▶ **The problem**
Copy each line of the entries beneath that contains the word "Recommended".

▶ **Input data**

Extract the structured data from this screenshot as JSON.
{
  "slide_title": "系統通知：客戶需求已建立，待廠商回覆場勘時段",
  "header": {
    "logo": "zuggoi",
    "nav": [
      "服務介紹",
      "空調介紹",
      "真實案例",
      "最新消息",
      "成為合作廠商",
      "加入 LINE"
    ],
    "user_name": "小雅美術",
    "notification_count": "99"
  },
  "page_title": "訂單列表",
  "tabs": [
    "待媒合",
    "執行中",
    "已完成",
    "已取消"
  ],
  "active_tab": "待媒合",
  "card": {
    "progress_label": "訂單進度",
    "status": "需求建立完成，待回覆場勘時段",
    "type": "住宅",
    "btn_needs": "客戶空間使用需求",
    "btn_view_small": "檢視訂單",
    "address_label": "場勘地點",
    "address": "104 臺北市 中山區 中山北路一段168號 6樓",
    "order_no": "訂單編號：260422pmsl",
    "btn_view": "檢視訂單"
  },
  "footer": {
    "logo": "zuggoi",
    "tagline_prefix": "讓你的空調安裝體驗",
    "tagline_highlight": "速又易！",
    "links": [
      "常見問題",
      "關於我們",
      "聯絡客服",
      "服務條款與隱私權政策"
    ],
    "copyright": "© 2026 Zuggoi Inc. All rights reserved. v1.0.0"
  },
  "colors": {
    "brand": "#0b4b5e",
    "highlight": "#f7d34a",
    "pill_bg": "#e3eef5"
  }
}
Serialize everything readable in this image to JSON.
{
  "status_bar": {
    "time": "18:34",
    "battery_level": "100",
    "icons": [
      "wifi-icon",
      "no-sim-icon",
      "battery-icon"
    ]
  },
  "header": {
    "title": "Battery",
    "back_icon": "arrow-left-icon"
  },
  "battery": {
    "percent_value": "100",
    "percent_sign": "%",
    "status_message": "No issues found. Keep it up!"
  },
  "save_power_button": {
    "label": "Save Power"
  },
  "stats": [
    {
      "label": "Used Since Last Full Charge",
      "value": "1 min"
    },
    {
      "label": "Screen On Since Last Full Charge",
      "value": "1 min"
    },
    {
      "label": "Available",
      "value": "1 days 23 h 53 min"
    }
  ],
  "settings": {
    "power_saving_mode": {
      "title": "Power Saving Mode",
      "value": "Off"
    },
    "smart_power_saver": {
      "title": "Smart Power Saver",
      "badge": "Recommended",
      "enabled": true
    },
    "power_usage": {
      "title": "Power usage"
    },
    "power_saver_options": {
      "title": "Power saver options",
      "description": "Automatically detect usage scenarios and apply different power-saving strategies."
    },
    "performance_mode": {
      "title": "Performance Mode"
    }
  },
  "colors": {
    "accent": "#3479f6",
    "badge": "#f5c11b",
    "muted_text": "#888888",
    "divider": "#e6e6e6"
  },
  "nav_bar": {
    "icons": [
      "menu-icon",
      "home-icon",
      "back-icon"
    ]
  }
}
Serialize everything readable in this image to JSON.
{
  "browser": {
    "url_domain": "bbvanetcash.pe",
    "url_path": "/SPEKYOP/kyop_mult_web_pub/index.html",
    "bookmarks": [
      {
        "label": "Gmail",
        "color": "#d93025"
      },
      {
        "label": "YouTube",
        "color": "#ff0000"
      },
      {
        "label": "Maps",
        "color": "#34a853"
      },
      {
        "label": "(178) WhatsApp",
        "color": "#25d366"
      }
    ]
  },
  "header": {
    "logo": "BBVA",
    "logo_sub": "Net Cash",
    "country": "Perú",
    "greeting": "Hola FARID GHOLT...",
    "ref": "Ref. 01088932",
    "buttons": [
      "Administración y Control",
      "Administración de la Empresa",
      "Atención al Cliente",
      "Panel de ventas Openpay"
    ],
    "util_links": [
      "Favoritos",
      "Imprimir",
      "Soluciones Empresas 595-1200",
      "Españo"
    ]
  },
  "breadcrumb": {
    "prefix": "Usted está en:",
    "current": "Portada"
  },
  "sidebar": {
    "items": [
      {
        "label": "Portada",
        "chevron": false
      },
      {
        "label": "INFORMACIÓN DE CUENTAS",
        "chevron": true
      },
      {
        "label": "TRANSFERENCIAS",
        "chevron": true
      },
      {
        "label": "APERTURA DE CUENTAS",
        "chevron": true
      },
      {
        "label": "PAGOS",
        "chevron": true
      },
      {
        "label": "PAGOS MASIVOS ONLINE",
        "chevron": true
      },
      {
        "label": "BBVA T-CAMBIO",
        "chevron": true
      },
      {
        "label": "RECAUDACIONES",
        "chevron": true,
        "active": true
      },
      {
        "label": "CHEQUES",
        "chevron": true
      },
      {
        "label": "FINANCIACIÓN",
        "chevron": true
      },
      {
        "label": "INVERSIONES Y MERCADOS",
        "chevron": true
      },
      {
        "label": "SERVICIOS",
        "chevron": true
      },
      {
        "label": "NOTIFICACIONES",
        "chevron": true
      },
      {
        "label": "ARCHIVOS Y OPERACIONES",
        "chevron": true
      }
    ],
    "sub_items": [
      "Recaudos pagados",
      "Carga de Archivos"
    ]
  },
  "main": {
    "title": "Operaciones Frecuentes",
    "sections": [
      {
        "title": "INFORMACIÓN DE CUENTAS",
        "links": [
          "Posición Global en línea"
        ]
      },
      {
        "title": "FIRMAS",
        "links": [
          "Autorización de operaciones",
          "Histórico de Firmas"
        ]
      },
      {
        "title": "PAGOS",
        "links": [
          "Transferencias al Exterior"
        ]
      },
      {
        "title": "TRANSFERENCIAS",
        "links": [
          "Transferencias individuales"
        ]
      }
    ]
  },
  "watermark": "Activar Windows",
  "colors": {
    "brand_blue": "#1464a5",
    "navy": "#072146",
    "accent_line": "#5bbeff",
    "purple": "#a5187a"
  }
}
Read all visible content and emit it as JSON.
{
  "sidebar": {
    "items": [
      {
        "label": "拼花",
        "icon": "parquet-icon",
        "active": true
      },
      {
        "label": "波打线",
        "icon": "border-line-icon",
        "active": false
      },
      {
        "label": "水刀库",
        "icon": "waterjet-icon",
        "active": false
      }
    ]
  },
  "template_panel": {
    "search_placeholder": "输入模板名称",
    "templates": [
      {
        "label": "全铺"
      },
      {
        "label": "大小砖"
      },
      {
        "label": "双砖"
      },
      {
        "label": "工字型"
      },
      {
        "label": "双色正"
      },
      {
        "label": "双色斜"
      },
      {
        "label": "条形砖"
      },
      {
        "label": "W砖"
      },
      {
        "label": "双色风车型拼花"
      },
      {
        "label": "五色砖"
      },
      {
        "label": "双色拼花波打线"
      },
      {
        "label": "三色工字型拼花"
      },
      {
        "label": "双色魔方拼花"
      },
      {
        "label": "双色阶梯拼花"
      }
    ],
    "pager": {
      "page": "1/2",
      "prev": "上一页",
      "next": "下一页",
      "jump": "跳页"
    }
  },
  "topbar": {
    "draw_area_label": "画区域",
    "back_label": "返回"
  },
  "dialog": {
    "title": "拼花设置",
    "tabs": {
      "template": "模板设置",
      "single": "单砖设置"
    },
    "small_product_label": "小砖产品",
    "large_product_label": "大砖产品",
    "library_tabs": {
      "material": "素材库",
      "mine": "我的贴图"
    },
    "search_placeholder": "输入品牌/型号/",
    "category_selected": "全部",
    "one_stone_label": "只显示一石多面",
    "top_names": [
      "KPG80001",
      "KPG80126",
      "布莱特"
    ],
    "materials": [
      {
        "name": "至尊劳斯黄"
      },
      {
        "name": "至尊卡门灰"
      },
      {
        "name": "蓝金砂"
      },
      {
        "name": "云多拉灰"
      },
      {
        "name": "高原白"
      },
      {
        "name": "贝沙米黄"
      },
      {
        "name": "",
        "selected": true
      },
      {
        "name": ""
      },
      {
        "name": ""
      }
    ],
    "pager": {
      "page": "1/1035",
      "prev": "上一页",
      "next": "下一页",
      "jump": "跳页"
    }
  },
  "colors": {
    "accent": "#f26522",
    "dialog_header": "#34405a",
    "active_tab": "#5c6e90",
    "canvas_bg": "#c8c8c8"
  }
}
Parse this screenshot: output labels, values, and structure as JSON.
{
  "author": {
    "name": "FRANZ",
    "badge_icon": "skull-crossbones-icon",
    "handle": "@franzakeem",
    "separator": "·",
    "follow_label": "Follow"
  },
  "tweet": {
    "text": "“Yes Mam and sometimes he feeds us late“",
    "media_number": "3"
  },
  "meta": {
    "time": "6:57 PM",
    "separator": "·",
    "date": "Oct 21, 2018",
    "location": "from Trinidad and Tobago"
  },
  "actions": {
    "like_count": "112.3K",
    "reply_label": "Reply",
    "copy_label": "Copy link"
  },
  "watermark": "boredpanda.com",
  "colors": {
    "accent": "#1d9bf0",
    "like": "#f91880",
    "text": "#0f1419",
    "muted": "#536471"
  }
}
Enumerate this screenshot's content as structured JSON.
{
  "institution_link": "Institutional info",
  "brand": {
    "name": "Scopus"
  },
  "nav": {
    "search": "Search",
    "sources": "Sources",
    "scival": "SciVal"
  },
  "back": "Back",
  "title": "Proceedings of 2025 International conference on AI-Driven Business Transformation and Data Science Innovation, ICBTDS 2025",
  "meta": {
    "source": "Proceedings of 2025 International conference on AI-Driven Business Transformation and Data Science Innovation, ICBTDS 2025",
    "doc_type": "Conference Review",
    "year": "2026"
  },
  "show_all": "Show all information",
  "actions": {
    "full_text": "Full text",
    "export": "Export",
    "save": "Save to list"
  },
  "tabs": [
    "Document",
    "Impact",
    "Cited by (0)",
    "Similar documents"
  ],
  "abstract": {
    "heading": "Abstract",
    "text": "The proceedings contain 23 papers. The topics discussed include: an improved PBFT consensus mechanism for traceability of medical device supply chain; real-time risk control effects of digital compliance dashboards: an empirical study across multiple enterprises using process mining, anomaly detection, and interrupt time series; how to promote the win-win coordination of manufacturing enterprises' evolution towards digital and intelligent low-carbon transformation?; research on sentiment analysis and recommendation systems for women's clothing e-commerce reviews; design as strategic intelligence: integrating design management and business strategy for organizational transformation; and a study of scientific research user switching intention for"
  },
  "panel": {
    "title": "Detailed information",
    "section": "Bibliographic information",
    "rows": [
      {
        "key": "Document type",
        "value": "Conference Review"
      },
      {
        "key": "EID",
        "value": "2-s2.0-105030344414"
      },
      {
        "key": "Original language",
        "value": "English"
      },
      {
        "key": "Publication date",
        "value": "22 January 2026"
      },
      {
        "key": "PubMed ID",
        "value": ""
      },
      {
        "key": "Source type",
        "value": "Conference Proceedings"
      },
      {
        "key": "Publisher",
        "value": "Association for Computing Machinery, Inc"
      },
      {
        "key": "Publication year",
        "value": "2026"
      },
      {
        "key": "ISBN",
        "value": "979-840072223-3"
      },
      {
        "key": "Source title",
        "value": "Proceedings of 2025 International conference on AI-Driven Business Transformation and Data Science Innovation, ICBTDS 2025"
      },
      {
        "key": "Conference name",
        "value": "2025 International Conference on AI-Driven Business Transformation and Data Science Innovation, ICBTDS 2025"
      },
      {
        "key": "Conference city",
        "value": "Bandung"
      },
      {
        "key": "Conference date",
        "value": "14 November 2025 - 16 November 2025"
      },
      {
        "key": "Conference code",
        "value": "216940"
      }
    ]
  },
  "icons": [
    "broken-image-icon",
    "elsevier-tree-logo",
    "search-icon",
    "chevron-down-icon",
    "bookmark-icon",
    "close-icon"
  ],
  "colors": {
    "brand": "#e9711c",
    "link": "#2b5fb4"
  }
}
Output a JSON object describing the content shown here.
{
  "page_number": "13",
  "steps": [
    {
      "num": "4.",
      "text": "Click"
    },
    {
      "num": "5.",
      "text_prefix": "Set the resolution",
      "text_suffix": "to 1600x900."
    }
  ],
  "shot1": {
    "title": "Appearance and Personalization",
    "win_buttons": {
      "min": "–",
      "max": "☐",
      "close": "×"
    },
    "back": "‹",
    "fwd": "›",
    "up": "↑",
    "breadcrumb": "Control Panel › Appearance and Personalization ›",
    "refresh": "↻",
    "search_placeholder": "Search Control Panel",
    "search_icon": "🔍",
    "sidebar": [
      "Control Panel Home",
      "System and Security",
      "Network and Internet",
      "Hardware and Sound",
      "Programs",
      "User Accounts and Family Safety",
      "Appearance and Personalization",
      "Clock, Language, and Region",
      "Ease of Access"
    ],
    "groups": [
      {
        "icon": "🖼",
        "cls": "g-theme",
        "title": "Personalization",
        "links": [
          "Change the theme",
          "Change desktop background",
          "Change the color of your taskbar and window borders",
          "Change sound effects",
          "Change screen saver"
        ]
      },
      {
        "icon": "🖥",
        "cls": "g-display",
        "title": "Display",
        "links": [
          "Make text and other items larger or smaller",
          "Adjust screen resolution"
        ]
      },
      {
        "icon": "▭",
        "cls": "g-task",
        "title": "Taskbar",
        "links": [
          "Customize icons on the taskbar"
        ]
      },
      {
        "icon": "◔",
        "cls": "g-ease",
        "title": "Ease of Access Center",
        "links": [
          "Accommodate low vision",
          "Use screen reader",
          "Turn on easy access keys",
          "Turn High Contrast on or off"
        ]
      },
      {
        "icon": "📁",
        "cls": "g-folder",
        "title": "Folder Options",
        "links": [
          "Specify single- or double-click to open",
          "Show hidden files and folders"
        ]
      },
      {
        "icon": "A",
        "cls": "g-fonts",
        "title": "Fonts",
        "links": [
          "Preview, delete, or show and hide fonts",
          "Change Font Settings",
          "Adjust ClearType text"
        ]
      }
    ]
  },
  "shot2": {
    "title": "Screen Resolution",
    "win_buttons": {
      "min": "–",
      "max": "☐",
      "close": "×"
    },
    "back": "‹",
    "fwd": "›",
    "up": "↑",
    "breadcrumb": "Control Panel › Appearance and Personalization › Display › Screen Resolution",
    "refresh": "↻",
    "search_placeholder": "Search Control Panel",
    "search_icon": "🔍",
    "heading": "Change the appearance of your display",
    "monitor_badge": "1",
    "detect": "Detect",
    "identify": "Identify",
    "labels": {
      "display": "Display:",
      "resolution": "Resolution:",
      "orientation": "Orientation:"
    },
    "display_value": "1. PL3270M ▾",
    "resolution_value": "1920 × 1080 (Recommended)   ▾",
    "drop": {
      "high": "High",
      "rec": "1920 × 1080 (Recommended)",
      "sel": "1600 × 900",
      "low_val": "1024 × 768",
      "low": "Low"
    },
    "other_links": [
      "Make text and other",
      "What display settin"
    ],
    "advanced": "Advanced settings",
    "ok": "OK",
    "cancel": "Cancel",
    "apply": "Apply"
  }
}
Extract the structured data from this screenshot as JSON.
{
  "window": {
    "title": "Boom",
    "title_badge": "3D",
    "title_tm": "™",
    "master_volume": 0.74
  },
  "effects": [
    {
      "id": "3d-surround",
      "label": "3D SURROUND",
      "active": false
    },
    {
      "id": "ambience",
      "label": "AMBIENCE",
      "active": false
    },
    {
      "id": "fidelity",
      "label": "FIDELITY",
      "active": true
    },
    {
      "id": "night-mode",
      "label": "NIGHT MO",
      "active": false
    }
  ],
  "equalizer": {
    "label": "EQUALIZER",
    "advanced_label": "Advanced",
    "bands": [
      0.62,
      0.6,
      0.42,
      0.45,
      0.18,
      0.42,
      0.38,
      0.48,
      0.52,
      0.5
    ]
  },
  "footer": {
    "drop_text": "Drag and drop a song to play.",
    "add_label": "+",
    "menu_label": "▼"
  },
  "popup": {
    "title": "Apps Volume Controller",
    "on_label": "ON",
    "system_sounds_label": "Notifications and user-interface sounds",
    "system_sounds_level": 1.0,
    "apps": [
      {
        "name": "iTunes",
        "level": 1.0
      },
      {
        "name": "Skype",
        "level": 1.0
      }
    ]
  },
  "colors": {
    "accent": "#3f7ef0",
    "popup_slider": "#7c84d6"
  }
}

▶ **Right answer**
      "badge": "Recommended",
    "resolution_value": "1920 × 1080 (Recommended)   ▾",
      "rec": "1920 × 1080 (Recommended)",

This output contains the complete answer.